[Collected data entries]
* Begin *

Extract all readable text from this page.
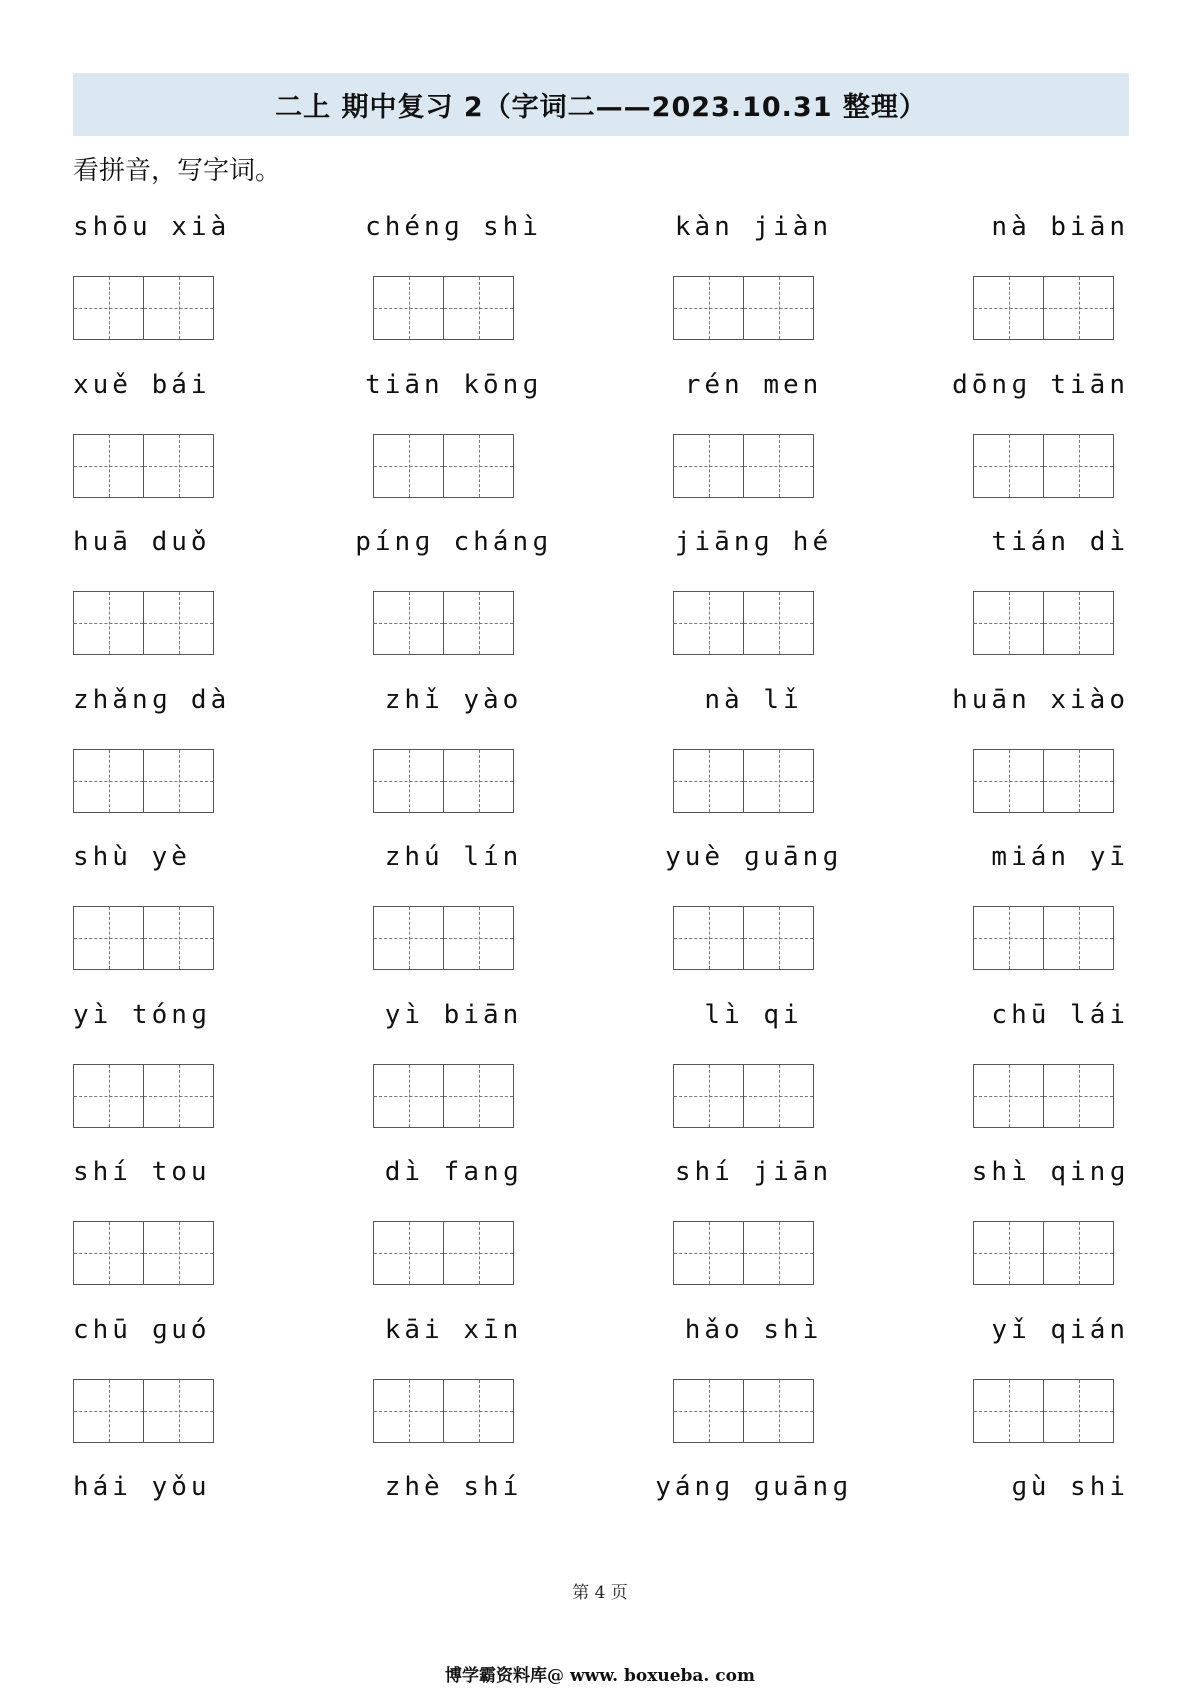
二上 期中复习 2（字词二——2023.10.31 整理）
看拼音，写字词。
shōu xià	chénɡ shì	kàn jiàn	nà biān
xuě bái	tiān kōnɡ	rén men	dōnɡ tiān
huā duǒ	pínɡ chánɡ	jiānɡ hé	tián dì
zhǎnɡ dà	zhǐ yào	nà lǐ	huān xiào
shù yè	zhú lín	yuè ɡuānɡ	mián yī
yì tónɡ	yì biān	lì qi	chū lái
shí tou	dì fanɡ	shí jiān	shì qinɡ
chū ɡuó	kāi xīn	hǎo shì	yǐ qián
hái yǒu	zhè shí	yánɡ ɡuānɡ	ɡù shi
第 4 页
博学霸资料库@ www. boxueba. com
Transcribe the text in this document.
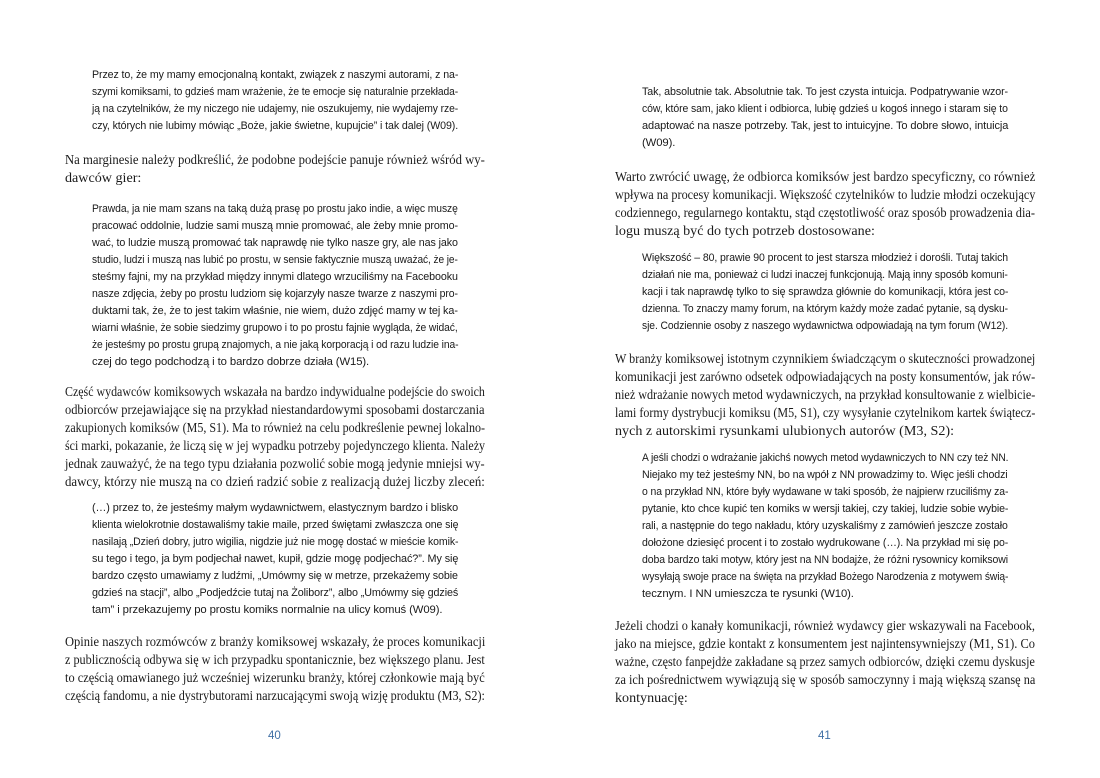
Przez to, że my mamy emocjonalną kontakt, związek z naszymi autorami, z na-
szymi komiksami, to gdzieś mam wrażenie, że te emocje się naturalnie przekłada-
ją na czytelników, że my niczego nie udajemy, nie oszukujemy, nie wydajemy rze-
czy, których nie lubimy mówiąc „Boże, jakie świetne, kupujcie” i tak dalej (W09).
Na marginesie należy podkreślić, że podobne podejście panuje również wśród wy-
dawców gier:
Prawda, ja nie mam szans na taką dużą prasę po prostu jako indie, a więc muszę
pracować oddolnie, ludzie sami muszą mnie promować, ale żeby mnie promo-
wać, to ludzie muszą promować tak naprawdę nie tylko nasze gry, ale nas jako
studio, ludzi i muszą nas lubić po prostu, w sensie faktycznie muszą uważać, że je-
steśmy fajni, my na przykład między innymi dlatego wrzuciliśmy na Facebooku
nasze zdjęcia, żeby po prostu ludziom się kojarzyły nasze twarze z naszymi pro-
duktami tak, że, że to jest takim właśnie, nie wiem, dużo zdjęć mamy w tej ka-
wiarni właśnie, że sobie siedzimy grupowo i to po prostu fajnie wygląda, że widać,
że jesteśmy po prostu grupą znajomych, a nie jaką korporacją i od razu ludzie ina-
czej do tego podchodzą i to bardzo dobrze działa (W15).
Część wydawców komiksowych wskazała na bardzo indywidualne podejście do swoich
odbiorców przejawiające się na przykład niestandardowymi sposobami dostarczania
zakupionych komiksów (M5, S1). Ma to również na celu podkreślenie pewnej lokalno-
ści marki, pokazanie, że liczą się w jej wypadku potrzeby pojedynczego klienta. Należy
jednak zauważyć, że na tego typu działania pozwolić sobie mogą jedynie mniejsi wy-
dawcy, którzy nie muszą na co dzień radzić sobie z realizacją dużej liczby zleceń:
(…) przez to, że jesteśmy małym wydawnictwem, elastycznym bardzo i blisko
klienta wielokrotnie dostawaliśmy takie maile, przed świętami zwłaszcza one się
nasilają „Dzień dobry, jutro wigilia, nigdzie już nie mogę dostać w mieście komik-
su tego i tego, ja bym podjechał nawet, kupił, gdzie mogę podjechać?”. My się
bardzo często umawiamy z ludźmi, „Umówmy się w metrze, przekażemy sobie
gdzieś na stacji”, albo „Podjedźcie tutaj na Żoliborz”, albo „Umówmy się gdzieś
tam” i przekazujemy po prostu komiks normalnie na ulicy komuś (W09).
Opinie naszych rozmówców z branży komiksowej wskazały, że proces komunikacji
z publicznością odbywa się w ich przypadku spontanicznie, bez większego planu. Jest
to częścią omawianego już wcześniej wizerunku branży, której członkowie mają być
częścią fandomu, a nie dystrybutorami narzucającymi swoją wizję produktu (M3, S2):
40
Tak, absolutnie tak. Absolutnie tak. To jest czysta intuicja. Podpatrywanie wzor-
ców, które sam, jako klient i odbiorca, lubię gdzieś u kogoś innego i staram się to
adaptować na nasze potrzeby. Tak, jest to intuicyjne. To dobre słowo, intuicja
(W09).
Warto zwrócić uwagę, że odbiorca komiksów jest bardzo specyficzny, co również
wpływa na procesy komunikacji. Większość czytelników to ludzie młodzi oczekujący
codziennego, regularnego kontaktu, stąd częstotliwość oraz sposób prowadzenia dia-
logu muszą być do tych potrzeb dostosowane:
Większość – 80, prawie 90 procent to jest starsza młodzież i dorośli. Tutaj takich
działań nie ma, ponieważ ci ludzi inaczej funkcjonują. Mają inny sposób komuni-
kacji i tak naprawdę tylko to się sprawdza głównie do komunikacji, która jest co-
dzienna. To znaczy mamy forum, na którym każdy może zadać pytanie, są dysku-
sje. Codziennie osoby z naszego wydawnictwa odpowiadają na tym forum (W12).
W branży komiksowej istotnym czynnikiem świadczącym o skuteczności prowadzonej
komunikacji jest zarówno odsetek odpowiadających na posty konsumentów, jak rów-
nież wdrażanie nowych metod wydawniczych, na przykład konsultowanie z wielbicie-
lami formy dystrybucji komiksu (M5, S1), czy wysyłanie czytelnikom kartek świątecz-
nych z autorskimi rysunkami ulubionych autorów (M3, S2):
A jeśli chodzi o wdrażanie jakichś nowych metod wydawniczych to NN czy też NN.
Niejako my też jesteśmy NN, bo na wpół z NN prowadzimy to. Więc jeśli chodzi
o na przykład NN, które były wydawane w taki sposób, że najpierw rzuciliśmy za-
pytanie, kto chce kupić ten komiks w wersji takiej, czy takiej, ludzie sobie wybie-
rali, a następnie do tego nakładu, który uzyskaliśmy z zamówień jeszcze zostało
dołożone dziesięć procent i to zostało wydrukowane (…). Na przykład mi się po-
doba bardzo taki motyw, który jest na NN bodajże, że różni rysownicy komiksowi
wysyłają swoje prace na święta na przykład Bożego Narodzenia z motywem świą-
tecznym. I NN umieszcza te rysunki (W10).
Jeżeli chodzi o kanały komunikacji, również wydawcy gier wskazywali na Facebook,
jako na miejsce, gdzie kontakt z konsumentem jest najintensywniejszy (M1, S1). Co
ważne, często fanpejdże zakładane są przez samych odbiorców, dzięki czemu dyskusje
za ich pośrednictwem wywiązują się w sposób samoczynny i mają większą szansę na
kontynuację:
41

* End *
* Begin *

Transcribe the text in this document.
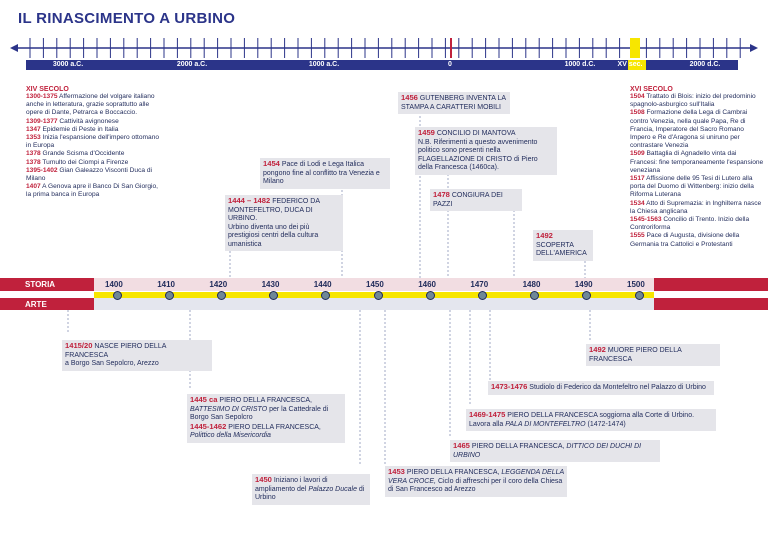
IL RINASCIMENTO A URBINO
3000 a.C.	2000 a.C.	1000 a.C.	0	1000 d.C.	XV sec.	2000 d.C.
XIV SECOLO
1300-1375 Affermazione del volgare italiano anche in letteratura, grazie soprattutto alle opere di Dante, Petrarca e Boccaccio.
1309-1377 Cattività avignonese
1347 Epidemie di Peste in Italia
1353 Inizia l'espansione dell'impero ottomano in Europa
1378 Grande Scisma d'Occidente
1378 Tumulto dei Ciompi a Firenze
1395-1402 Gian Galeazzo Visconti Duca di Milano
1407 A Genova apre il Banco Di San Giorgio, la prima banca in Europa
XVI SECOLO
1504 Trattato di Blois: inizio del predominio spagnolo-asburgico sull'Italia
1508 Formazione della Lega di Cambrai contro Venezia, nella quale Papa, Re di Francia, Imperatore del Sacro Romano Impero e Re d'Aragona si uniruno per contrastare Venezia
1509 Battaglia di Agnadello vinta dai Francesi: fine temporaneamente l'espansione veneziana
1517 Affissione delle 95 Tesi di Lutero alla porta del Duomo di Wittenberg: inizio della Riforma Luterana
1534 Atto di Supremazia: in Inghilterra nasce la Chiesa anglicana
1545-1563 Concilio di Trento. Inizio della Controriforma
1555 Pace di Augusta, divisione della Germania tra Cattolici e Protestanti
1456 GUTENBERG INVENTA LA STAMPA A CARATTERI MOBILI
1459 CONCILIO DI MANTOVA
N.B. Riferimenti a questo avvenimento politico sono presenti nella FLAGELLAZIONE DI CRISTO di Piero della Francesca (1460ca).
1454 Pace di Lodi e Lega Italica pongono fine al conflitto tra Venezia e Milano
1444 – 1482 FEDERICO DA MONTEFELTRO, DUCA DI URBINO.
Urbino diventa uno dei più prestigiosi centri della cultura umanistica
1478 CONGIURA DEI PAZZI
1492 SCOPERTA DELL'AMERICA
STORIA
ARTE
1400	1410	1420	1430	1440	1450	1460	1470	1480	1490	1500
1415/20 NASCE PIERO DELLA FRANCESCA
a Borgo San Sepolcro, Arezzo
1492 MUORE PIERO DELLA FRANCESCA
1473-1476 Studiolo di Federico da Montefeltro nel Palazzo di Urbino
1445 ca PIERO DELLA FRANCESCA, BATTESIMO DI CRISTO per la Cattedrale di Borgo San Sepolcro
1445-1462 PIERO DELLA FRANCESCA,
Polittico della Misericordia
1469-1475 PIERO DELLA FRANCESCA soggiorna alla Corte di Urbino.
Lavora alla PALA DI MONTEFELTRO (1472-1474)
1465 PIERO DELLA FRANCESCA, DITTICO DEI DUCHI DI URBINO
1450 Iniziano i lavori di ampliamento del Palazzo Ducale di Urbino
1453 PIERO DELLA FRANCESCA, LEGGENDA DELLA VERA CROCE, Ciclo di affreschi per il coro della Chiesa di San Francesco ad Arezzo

* End *

PROBLEM DETAILS:
Where a line above includes "naszymi", copy that line.

REPLY:
Przez to, że my mamy emocjonalną kontakt, związek z naszymi autorami, z na-
nasze zdjęcia, żeby po prostu ludziom się kojarzyły nasze twarze z naszymi pro-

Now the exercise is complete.